** Data **
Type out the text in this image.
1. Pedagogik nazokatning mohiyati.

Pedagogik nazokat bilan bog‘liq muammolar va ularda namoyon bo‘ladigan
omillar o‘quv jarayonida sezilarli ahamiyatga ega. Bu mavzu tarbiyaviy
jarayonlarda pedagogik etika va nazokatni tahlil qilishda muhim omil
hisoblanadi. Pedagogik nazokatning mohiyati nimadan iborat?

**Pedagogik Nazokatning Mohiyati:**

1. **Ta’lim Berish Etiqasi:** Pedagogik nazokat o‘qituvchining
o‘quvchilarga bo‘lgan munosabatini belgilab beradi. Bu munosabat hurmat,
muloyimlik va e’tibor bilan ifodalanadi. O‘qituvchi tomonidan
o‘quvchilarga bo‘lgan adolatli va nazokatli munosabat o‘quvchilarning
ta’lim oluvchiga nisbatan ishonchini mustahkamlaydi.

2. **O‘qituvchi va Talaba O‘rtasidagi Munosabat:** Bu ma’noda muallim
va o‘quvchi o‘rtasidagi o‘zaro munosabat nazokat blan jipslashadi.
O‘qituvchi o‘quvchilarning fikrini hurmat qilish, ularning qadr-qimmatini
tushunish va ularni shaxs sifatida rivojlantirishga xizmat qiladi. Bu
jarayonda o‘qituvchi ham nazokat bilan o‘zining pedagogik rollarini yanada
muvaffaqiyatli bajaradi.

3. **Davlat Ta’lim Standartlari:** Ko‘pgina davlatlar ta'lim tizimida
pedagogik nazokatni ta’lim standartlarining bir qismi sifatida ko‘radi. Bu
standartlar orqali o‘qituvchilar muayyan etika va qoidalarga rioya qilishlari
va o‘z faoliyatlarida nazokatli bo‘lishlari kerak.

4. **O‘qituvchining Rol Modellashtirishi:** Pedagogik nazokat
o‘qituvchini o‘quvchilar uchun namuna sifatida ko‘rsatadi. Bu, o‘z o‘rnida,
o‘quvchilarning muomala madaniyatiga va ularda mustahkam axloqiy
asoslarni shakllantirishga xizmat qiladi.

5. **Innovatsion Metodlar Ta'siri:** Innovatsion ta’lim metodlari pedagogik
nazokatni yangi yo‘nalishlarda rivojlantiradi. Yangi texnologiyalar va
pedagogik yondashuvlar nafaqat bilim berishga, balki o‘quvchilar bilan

** What is asked **
Across the preceding material, how many lines contain the word "qituvchining"? State the number alone.

** Task result **
2